*Work to complete*:
State how many lines include "method", giving the number by itself.

*Working data*:
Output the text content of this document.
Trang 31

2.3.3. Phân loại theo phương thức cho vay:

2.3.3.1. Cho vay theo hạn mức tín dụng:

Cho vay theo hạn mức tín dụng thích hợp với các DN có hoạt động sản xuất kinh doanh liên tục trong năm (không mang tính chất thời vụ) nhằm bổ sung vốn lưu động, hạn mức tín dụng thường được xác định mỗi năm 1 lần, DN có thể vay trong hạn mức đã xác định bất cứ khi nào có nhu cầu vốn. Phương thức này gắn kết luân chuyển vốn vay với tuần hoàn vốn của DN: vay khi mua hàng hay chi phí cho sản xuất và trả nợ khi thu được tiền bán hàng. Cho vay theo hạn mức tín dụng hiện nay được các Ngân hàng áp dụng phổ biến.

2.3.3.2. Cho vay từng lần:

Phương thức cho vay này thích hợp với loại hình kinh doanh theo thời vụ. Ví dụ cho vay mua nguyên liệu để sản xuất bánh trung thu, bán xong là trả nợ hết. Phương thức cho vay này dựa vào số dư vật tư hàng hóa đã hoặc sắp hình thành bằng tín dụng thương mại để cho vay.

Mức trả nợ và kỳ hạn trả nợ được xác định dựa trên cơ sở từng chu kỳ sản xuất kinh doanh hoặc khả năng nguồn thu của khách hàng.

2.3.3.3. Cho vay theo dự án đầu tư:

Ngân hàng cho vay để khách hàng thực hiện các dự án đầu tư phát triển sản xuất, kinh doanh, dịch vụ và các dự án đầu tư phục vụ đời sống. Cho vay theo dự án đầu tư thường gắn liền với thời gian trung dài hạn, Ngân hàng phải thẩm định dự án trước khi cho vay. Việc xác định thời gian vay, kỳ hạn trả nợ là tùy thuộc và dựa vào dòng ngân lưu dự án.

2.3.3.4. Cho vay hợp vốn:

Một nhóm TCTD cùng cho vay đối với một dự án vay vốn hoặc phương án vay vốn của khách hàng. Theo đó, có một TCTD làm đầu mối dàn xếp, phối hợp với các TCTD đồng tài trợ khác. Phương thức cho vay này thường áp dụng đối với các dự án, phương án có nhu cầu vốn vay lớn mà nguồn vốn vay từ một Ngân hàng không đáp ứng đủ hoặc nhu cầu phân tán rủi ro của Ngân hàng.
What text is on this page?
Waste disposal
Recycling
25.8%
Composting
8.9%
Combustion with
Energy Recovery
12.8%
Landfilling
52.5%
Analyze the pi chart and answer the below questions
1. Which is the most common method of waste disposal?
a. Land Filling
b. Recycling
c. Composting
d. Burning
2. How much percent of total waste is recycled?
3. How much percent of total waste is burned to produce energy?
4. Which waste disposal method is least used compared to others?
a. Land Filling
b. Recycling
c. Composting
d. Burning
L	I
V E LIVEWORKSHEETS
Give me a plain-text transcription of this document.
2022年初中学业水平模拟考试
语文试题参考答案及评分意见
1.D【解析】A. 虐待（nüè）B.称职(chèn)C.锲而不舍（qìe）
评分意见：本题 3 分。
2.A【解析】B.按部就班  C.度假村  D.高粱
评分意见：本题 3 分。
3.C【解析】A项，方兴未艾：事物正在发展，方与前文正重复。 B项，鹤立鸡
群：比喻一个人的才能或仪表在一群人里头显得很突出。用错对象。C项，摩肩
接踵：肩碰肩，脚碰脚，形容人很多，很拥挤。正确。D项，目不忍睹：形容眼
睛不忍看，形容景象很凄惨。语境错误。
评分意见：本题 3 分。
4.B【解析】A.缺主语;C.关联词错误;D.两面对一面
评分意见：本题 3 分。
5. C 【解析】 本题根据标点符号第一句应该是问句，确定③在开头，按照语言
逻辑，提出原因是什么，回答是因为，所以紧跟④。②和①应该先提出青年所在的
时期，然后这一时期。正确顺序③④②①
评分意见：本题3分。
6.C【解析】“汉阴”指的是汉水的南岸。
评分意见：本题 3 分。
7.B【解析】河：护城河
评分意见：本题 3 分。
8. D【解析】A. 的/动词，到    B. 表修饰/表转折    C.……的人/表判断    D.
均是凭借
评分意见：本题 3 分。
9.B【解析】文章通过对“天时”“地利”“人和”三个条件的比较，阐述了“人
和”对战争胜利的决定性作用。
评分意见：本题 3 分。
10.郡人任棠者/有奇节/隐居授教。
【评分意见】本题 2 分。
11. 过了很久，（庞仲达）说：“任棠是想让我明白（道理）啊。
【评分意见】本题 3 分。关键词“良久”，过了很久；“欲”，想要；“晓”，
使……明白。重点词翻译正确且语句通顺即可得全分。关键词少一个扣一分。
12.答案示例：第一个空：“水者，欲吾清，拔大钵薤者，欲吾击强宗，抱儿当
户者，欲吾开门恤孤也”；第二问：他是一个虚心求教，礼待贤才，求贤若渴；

*Solution to the problem*:
2